- **WHAT YOU WILL DO**
Reproduce all of the material below, substituting "text-block" for every occurrence of "paragraph" and leaving everything else unchanged. Leave out the pictures.

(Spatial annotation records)
....
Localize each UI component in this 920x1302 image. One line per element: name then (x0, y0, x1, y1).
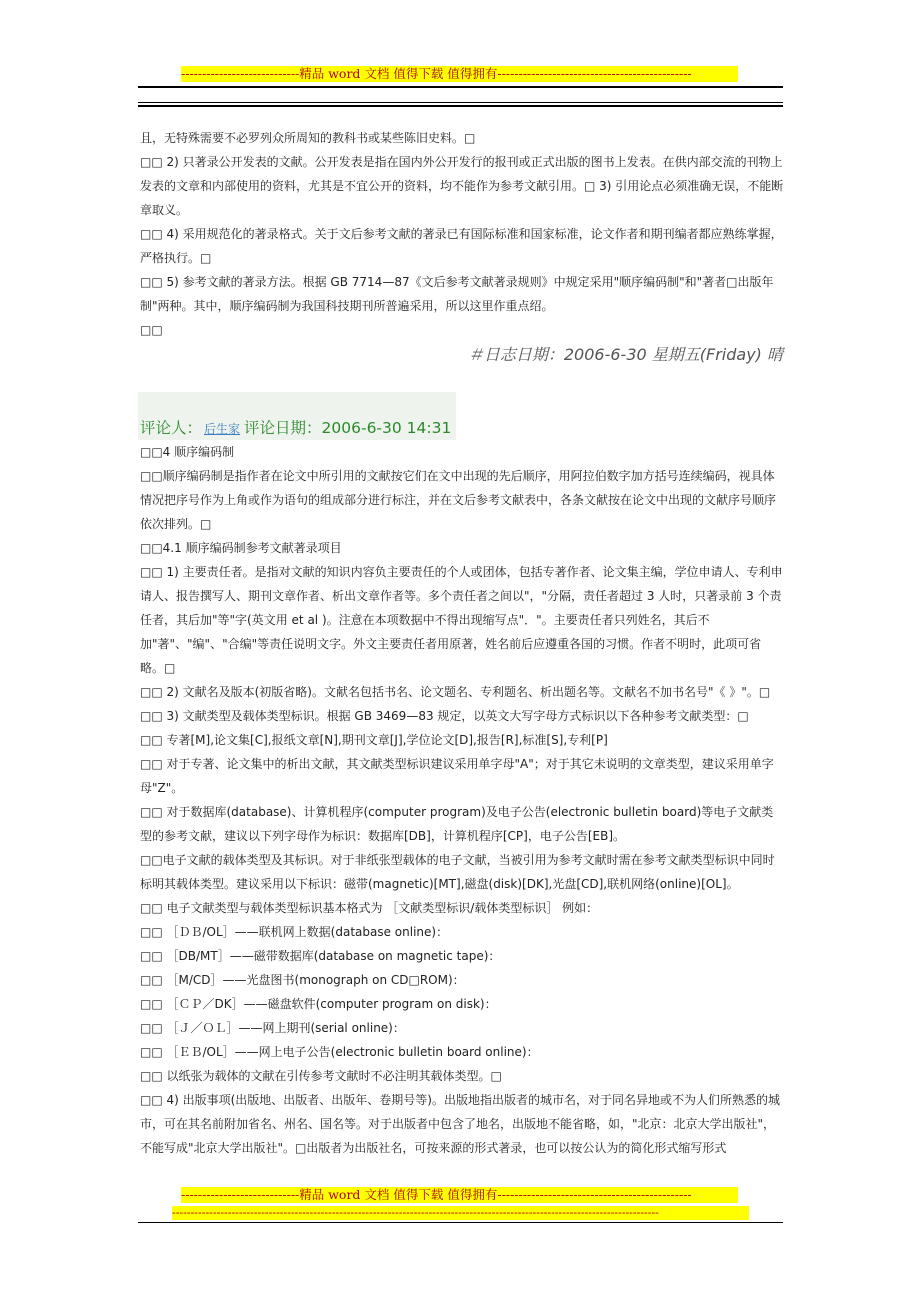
paragraph: □□ 专著[M],论文集[C],报纸文章[N],期刊文章[J],学位论文[D],报告[R],标准[S],专利[P] (140, 733, 608, 747)
paragraph: □□ 电子文献类型与载体类型标识基本格式为 ［文献类型标识/载体类型标识］ 例如： (140, 901, 599, 915)
journal-date: ＃日志日期：2006-6-30 星期五(Friday) 晴 (467, 345, 783, 364)
paragraph: □□ ［ＣＰ／DK］——磁盘软件(computer program on disk)： (140, 997, 497, 1011)
paragraph: □□电子文献的载体类型及其标识。对于非纸张型载体的电子文献，当被引用为参考文献时需在参考文献类型标识中同时标明其载体类型。建议采用以下标识：磁带(magnetic)[MT],磁盘(disk)[DK],光盘[CD],联机网络(online)[OL]。 (140, 853, 775, 891)
paragraph: □□ ［ＤＢ/OL］——联机网上数据(database online)： (140, 925, 449, 939)
comment-author-link[interactable]: 后生家 (204, 422, 241, 436)
paragraph: □□ 2) 只著录公开发表的文献。公开发表是指在国内外公开发行的报刊或正式出版的图书上发表。在供内部交流的刊物上发表的文章和内部使用的资料，尤其是不宜公开的资料，均不能作为参考文献引用。□ 3) 引用论点必须准确无误，不能断章取义。 (140, 155, 784, 217)
paragraph: □□ 对于专著、论文集中的析出文献，其文献类型标识建议采用单字母"A"；对于其它未说明的文章类型，建议采用单字母"Z"。 (140, 757, 774, 795)
paragraph: □□ ［DB/MT］——磁带数据库(database on magnetic tape)： (140, 949, 501, 963)
bottom-banner-dashes: ----------------------------------------------------------------------------------------------------------------------------------- (172, 1206, 749, 1220)
paragraph: □□ 5) 参考文献的著录方法。根据 GB 7714—87《文后参考文献著录规则》中规定采用"顺序编码制"和"著者□出版年制"两种。其中，顺序编码制为我国科技期刊所普遍采用，所以这里作重点绍。 (140, 275, 774, 313)
header-rule-double-2 (138, 105, 783, 107)
header-rule-double-1 (138, 102, 783, 103)
bottom-banner: ----------------------------精品 word 文档 值得下载 值得拥有---------------------------------------------- (181, 1187, 738, 1203)
paragraph: 且，无特殊需要不必罗列众所周知的教科书或某些陈旧史料。□ (140, 131, 476, 145)
paragraph: □□4.1 顺序编码制参考文献著录项目 (140, 541, 342, 555)
paragraph: □□ 对于数据库(database)、计算机程序(computer program)及电子公告(electronic bulletin board)等电子文献类型的参考文献，建议以下列字母作为标识：数据库[DB]，计算机程序[CP]，电子公告[EB]。 (140, 805, 774, 843)
paragraph: □□4 顺序编码制 (140, 445, 235, 459)
paragraph: □□ ［M/CD］——光盘图书(monograph on CD□ROM)： (140, 973, 465, 987)
comment-date: 评论日期：2006-6-30 14:31 (244, 419, 452, 437)
paragraph: □□ ［ＥＢ/OL］——网上电子公告(electronic bulletin board online)： (140, 1045, 539, 1059)
top-banner: ----------------------------精品 word 文档 值得下载 值得拥有---------------------------------------------- (181, 66, 738, 82)
paragraph: □□ 4) 采用规范化的著录格式。关于文后参考文献的著录已有国际标准和国家标准，论文作者和期刊编者都应熟练掌握，严格执行。□ (140, 227, 783, 265)
paragraph: □□ 2) 文献名及版本(初版省略)。文献名包括书名、论文题名、专利题名、析出题名等。文献名不加书名号"《 》"。□ (140, 685, 771, 699)
comment-header (140, 416, 780, 441)
comment-author-label: 评论人： (140, 419, 203, 437)
paragraph: □□ 3) 文献类型及载体类型标识。根据 GB 3469—83 规定，以英文大写字母方式标识以下各种参考文献类型：□ (140, 709, 749, 723)
header-rule-thick (138, 86, 783, 88)
paragraph: □□ 以纸张为载体的文献在引传参考文献时不必注明其载体类型。□ (140, 1069, 502, 1083)
paragraph: □□ (140, 323, 163, 337)
footer-rule (138, 1222, 783, 1223)
paragraph: □□ ［Ｊ／ＯＬ］——网上期刊(serial online)： (140, 1021, 405, 1035)
top-section (140, 126, 785, 342)
paragraph: □□ 1) 主要责任者。是指对文献的知识内容负主要责任的个人或团体，包括专著作者、论文集主编，学位申请人、专利申请人、报告撰写人、期刊文章作者、析出文章作者等。多个责任者之间以"，"分隔，责任者超过 3 人时，只著录前 3 个责任者，其后加"等"字(英文用 et al )。注意在本项数据中不得出现缩写点"．"。主要责任者只列姓名，其后不加"著"、"编"、"合编"等责任说明文字。外文主要责任者用原著，姓名前后应遵重各国的习惯。作者不明时，此项可省略。□ (140, 565, 783, 675)
paragraph: □□ 4) 出版事项(出版地、出版者、出版年、卷期号等)。出版地指出版者的城市名，对于同名异地或不为人们所熟悉的城市，可在其名前附加省名、州名、国名等。对于出版者中包含了地名，出版地不能省略，如，"北京：北京大学出版社"，不能写成"北京大学出版社"。□出版者为出版社名，可按来源的形式著录，也可以按公认为的简化形式缩写形式 (140, 1093, 780, 1155)
paragraph: □□顺序编码制是指作者在论文中所引用的文献按它们在文中出现的先后顺序，用阿拉伯数字加方括号连续编码，视具体情况把序号作为上角或作为语句的组成部分进行标注，并在文后参考文献表中，各条文献按在论文中出现的文献序号顺序依次排列。□ (140, 469, 777, 531)
comment-body (140, 440, 785, 1160)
....
- **OUTPUT OF THE TASK**
Localize each UI component in this 920x1302 image. One line per element: name then (x0, y0, x1, y1).
text-block: □□ 专著[M],论文集[C],报纸文章[N],期刊文章[J],学位论文[D],报告[R],标准[S],专利[P] (140, 733, 608, 747)
text-block: □□ 电子文献类型与载体类型标识基本格式为 ［文献类型标识/载体类型标识］ 例如： (140, 901, 599, 915)
journal-date: ＃日志日期：2006-6-30 星期五(Friday) 晴 (467, 345, 783, 364)
text-block: □□ ［ＣＰ／DK］——磁盘软件(computer program on disk)： (140, 997, 497, 1011)
text-block: □□电子文献的载体类型及其标识。对于非纸张型载体的电子文献，当被引用为参考文献时需在参考文献类型标识中同时标明其载体类型。建议采用以下标识：磁带(magnetic)[MT],磁盘(disk)[DK],光盘[CD],联机网络(online)[OL]。 (140, 853, 775, 891)
text-block: □□ ［ＤＢ/OL］——联机网上数据(database online)： (140, 925, 449, 939)
comment-author-link[interactable]: 后生家 (204, 422, 241, 436)
text-block: □□ 2) 只著录公开发表的文献。公开发表是指在国内外公开发行的报刊或正式出版的图书上发表。在供内部交流的刊物上发表的文章和内部使用的资料，尤其是不宜公开的资料，均不能作为参考文献引用。□ 3) 引用论点必须准确无误，不能断章取义。 (140, 155, 784, 217)
text-block: □□ 对于专著、论文集中的析出文献，其文献类型标识建议采用单字母"A"；对于其它未说明的文章类型，建议采用单字母"Z"。 (140, 757, 774, 795)
text-block: □□ ［DB/MT］——磁带数据库(database on magnetic tape)： (140, 949, 501, 963)
bottom-banner-dashes: ----------------------------------------------------------------------------------------------------------------------------------- (172, 1206, 749, 1220)
text-block: □□ 5) 参考文献的著录方法。根据 GB 7714—87《文后参考文献著录规则》中规定采用"顺序编码制"和"著者□出版年制"两种。其中，顺序编码制为我国科技期刊所普遍采用，所以这里作重点绍。 (140, 275, 774, 313)
header-rule-double-2 (138, 105, 783, 107)
header-rule-double-1 (138, 102, 783, 103)
bottom-banner: ----------------------------精品 word 文档 值得下载 值得拥有---------------------------------------------- (181, 1187, 738, 1203)
text-block: 且，无特殊需要不必罗列众所周知的教科书或某些陈旧史料。□ (140, 131, 476, 145)
text-block: □□4.1 顺序编码制参考文献著录项目 (140, 541, 342, 555)
text-block: □□ 对于数据库(database)、计算机程序(computer program)及电子公告(electronic bulletin board)等电子文献类型的参考文献，建议以下列字母作为标识：数据库[DB]，计算机程序[CP]，电子公告[EB]。 (140, 805, 774, 843)
text-block: □□4 顺序编码制 (140, 445, 235, 459)
text-block: □□ ［M/CD］——光盘图书(monograph on CD□ROM)： (140, 973, 465, 987)
comment-date: 评论日期：2006-6-30 14:31 (244, 419, 452, 437)
text-block: □□ ［ＥＢ/OL］——网上电子公告(electronic bulletin board online)： (140, 1045, 539, 1059)
top-banner: ----------------------------精品 word 文档 值得下载 值得拥有---------------------------------------------- (181, 66, 738, 82)
text-block: □□ 4) 采用规范化的著录格式。关于文后参考文献的著录已有国际标准和国家标准，论文作者和期刊编者都应熟练掌握，严格执行。□ (140, 227, 783, 265)
text-block: □□ 2) 文献名及版本(初版省略)。文献名包括书名、论文题名、专利题名、析出题名等。文献名不加书名号"《 》"。□ (140, 685, 771, 699)
comment-header (140, 416, 780, 441)
comment-author-label: 评论人： (140, 419, 203, 437)
text-block: □□ 3) 文献类型及载体类型标识。根据 GB 3469—83 规定，以英文大写字母方式标识以下各种参考文献类型：□ (140, 709, 749, 723)
header-rule-thick (138, 86, 783, 88)
text-block: □□ 以纸张为载体的文献在引传参考文献时不必注明其载体类型。□ (140, 1069, 502, 1083)
text-block: □□ (140, 323, 163, 337)
footer-rule (138, 1222, 783, 1223)
text-block: □□ ［Ｊ／ＯＬ］——网上期刊(serial online)： (140, 1021, 405, 1035)
top-section (140, 126, 785, 342)
text-block: □□ 1) 主要责任者。是指对文献的知识内容负主要责任的个人或团体，包括专著作者、论文集主编，学位申请人、专利申请人、报告撰写人、期刊文章作者、析出文章作者等。多个责任者之间以"，"分隔，责任者超过 3 人时，只著录前 3 个责任者，其后加"等"字(英文用 et al )。注意在本项数据中不得出现缩写点"．"。主要责任者只列姓名，其后不加"著"、"编"、"合编"等责任说明文字。外文主要责任者用原著，姓名前后应遵重各国的习惯。作者不明时，此项可省略。□ (140, 565, 783, 675)
text-block: □□ 4) 出版事项(出版地、出版者、出版年、卷期号等)。出版地指出版者的城市名，对于同名异地或不为人们所熟悉的城市，可在其名前附加省名、州名、国名等。对于出版者中包含了地名，出版地不能省略，如，"北京：北京大学出版社"，不能写成"北京大学出版社"。□出版者为出版社名，可按来源的形式著录，也可以按公认为的简化形式缩写形式 (140, 1093, 780, 1155)
text-block: □□顺序编码制是指作者在论文中所引用的文献按它们在文中出现的先后顺序，用阿拉伯数字加方括号连续编码，视具体情况把序号作为上角或作为语句的组成部分进行标注，并在文后参考文献表中，各条文献按在论文中出现的文献序号顺序依次排列。□ (140, 469, 777, 531)
comment-body (140, 440, 785, 1160)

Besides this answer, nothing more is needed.